REQUIRED WORK: All of the records listed below should be retyped exactly.
* * *
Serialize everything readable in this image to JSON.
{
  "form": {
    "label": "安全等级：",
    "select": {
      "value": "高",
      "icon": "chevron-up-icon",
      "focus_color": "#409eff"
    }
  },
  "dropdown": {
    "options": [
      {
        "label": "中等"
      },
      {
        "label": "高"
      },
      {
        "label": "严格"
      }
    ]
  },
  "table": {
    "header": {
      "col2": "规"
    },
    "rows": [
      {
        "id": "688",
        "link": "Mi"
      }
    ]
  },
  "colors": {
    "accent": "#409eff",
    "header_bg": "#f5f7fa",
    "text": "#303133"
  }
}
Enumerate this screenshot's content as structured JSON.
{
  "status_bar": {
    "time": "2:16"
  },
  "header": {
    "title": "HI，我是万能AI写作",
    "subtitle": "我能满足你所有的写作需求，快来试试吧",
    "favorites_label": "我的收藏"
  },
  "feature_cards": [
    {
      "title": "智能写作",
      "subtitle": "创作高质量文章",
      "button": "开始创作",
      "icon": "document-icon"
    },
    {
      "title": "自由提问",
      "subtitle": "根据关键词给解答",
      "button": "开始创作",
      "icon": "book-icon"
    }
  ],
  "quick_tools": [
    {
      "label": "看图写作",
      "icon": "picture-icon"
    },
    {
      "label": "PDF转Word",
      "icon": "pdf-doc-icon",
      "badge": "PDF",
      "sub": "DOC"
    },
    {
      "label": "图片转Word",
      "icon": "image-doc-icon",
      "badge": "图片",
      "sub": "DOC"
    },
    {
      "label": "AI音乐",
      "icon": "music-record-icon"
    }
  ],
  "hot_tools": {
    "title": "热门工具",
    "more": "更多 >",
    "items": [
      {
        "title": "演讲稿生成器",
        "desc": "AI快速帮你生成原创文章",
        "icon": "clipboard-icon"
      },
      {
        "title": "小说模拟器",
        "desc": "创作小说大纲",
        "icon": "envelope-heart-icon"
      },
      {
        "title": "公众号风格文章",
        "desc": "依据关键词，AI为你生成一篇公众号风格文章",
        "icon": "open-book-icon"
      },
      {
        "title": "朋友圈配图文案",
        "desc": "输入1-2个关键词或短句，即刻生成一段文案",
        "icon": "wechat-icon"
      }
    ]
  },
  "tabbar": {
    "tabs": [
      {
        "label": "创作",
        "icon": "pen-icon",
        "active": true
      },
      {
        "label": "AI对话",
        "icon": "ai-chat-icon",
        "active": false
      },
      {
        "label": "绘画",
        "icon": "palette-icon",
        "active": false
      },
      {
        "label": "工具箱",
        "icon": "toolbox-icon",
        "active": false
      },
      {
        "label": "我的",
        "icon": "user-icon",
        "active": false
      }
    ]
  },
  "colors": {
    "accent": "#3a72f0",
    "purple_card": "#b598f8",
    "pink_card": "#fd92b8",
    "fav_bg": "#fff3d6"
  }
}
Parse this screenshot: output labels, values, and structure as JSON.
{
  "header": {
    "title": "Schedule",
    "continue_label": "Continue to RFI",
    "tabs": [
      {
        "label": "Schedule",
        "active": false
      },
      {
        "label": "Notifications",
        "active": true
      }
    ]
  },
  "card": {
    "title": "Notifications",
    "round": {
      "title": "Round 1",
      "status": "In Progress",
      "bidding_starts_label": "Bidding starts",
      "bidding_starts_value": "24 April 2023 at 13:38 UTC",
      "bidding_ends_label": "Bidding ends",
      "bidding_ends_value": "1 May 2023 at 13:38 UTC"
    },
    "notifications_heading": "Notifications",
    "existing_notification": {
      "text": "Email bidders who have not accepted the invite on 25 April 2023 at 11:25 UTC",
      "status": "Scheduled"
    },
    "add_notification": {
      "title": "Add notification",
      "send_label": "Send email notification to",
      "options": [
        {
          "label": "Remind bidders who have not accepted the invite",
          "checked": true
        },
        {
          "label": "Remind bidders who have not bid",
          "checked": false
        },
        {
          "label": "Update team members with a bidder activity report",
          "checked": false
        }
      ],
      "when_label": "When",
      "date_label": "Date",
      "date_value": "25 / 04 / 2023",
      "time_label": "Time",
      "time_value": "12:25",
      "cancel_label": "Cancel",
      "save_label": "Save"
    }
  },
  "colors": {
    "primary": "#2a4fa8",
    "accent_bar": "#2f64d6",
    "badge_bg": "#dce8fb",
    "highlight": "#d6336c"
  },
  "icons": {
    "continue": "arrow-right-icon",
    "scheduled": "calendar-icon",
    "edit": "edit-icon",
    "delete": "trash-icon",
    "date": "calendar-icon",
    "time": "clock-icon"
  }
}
* * *
RESULT OF THIS TASK:
Serialize everything readable in this image to JSON.
{
  "form": {
    "label": "安全等级：",
    "select": {
      "value": "高",
      "icon": "chevron-up-icon",
      "focus_color": "#409eff"
    }
  },
  "dropdown": {
    "options": [
      {
        "label": "中等"
      },
      {
        "label": "高"
      },
      {
        "label": "严格"
      }
    ]
  },
  "table": {
    "header": {
      "col2": "规"
    },
    "rows": [
      {
        "id": "688",
        "link": "Mi"
      }
    ]
  },
  "colors": {
    "accent": "#409eff",
    "header_bg": "#f5f7fa",
    "text": "#303133"
  }
}
Enumerate this screenshot's content as structured JSON.
{
  "status_bar": {
    "time": "2:16"
  },
  "header": {
    "title": "HI，我是万能AI写作",
    "subtitle": "我能满足你所有的写作需求，快来试试吧",
    "favorites_label": "我的收藏"
  },
  "feature_cards": [
    {
      "title": "智能写作",
      "subtitle": "创作高质量文章",
      "button": "开始创作",
      "icon": "document-icon"
    },
    {
      "title": "自由提问",
      "subtitle": "根据关键词给解答",
      "button": "开始创作",
      "icon": "book-icon"
    }
  ],
  "quick_tools": [
    {
      "label": "看图写作",
      "icon": "picture-icon"
    },
    {
      "label": "PDF转Word",
      "icon": "pdf-doc-icon",
      "badge": "PDF",
      "sub": "DOC"
    },
    {
      "label": "图片转Word",
      "icon": "image-doc-icon",
      "badge": "图片",
      "sub": "DOC"
    },
    {
      "label": "AI音乐",
      "icon": "music-record-icon"
    }
  ],
  "hot_tools": {
    "title": "热门工具",
    "more": "更多 >",
    "items": [
      {
        "title": "演讲稿生成器",
        "desc": "AI快速帮你生成原创文章",
        "icon": "clipboard-icon"
      },
      {
        "title": "小说模拟器",
        "desc": "创作小说大纲",
        "icon": "envelope-heart-icon"
      },
      {
        "title": "公众号风格文章",
        "desc": "依据关键词，AI为你生成一篇公众号风格文章",
        "icon": "open-book-icon"
      },
      {
        "title": "朋友圈配图文案",
        "desc": "输入1-2个关键词或短句，即刻生成一段文案",
        "icon": "wechat-icon"
      }
    ]
  },
  "tabbar": {
    "tabs": [
      {
        "label": "创作",
        "icon": "pen-icon",
        "active": true
      },
      {
        "label": "AI对话",
        "icon": "ai-chat-icon",
        "active": false
      },
      {
        "label": "绘画",
        "icon": "palette-icon",
        "active": false
      },
      {
        "label": "工具箱",
        "icon": "toolbox-icon",
        "active": false
      },
      {
        "label": "我的",
        "icon": "user-icon",
        "active": false
      }
    ]
  },
  "colors": {
    "accent": "#3a72f0",
    "purple_card": "#b598f8",
    "pink_card": "#fd92b8",
    "fav_bg": "#fff3d6"
  }
}
Parse this screenshot: output labels, values, and structure as JSON.
{
  "header": {
    "title": "Schedule",
    "continue_label": "Continue to RFI",
    "tabs": [
      {
        "label": "Schedule",
        "active": false
      },
      {
        "label": "Notifications",
        "active": true
      }
    ]
  },
  "card": {
    "title": "Notifications",
    "round": {
      "title": "Round 1",
      "status": "In Progress",
      "bidding_starts_label": "Bidding starts",
      "bidding_starts_value": "24 April 2023 at 13:38 UTC",
      "bidding_ends_label": "Bidding ends",
      "bidding_ends_value": "1 May 2023 at 13:38 UTC"
    },
    "notifications_heading": "Notifications",
    "existing_notification": {
      "text": "Email bidders who have not accepted the invite on 25 April 2023 at 11:25 UTC",
      "status": "Scheduled"
    },
    "add_notification": {
      "title": "Add notification",
      "send_label": "Send email notification to",
      "options": [
        {
          "label": "Remind bidders who have not accepted the invite",
          "checked": true
        },
        {
          "label": "Remind bidders who have not bid",
          "checked": false
        },
        {
          "label": "Update team members with a bidder activity report",
          "checked": false
        }
      ],
      "when_label": "When",
      "date_label": "Date",
      "date_value": "25 / 04 / 2023",
      "time_label": "Time",
      "time_value": "12:25",
      "cancel_label": "Cancel",
      "save_label": "Save"
    }
  },
  "colors": {
    "primary": "#2a4fa8",
    "accent_bar": "#2f64d6",
    "badge_bg": "#dce8fb",
    "highlight": "#d6336c"
  },
  "icons": {
    "continue": "arrow-right-icon",
    "scheduled": "calendar-icon",
    "edit": "edit-icon",
    "delete": "trash-icon",
    "date": "calendar-icon",
    "time": "clock-icon"
  }
}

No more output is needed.